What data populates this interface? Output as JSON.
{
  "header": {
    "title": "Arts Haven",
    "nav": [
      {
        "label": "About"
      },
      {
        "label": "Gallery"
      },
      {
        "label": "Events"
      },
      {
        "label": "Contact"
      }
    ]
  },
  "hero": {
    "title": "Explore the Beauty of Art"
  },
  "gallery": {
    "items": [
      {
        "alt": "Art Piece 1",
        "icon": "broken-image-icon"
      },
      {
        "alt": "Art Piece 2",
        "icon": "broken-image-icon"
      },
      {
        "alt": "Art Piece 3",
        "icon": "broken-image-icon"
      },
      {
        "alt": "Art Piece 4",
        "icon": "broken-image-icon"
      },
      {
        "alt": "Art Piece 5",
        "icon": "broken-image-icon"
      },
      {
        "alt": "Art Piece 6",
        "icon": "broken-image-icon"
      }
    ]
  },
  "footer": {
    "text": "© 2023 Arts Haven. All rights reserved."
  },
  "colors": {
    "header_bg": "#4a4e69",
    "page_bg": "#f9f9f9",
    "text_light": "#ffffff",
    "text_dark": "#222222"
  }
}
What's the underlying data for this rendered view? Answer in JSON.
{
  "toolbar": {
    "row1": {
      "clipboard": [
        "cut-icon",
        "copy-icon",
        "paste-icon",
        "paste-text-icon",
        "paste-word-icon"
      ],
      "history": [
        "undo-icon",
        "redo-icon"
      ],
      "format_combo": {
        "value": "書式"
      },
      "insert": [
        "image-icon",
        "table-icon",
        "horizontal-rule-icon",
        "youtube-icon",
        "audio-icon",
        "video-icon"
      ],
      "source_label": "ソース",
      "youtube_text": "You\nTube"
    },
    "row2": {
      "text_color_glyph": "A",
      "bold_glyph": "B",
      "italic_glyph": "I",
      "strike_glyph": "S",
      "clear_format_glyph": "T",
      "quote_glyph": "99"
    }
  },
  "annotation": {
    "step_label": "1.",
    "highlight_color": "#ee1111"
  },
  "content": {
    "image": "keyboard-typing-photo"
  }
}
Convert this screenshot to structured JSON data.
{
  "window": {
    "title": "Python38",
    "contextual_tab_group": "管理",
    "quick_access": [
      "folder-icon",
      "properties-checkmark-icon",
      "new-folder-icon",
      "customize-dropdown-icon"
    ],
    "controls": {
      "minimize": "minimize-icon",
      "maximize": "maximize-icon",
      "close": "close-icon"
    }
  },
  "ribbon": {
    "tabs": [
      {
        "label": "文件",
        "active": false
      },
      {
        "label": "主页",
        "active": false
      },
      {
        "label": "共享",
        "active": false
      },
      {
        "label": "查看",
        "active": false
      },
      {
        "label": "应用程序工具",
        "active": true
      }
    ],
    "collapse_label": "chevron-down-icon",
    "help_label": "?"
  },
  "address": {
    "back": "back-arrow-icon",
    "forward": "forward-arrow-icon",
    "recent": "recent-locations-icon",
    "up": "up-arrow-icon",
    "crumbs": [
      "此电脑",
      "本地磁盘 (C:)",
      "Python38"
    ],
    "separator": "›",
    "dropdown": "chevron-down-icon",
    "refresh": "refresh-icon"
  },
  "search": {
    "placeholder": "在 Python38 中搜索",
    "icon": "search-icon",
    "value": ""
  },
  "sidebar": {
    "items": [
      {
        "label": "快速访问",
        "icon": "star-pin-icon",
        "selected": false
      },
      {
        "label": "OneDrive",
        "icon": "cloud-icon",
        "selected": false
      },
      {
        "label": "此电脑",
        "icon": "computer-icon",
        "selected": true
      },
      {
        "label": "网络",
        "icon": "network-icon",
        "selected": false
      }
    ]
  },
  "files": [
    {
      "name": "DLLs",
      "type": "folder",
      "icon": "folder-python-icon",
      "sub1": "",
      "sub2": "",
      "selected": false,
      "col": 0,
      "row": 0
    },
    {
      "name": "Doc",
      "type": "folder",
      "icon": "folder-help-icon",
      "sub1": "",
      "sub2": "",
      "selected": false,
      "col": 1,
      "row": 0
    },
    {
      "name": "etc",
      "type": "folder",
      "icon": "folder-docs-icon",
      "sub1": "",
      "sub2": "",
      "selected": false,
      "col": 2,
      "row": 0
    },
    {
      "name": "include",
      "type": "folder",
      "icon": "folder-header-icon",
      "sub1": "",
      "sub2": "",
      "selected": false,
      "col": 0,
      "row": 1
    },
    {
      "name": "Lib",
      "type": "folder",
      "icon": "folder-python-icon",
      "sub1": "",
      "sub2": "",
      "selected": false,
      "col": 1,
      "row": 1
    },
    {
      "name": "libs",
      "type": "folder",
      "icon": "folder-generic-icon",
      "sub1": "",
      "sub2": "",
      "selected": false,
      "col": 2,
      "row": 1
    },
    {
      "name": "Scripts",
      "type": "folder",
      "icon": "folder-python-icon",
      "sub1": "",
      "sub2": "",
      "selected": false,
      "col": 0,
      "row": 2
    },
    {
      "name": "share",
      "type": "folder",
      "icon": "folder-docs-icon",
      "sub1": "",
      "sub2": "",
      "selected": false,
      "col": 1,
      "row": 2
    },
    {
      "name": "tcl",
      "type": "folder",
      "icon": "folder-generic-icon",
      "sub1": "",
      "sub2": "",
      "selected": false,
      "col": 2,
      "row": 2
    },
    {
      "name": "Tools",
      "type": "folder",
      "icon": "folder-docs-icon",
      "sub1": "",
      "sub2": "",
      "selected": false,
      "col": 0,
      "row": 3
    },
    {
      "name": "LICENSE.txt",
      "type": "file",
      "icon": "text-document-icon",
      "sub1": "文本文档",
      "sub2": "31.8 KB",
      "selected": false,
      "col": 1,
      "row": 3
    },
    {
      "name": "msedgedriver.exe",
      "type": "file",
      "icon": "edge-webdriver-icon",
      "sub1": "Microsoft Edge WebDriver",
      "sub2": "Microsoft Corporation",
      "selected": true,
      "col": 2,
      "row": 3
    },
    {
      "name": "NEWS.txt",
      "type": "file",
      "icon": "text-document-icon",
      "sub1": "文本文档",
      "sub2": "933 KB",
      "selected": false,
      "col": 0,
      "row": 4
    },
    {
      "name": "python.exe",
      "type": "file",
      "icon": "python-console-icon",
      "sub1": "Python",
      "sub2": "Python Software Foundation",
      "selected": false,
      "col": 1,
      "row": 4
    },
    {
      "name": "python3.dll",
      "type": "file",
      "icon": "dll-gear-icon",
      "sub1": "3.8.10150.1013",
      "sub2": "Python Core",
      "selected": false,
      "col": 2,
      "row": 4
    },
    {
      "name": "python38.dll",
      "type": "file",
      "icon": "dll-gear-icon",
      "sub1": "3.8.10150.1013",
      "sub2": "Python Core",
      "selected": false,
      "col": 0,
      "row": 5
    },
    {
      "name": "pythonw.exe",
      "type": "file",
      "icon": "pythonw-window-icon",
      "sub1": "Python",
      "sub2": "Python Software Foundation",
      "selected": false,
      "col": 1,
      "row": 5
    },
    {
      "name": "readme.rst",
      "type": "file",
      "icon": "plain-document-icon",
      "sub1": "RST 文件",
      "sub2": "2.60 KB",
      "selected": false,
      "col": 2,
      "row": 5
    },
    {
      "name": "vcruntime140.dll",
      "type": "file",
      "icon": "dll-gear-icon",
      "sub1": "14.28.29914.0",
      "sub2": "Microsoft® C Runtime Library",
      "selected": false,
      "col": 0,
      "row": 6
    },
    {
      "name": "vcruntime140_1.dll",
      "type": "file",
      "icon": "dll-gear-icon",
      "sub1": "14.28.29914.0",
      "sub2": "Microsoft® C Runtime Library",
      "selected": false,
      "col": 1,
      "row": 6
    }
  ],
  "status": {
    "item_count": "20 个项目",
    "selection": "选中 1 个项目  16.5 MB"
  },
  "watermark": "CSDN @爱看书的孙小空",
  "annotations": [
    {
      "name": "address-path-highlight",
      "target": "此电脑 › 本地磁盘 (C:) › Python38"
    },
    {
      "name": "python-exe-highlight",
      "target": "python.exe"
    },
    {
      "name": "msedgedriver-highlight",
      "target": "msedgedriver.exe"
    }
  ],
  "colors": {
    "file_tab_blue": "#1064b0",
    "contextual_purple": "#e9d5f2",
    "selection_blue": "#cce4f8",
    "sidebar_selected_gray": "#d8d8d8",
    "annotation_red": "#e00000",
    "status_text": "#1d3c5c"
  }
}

## Task
Show every line from the listing above in which the string "Microsoft" appears.

## Result below
      "sub1": "Microsoft Edge WebDriver",
      "sub2": "Microsoft Corporation",
      "sub2": "Microsoft® C Runtime Library",
      "sub2": "Microsoft® C Runtime Library",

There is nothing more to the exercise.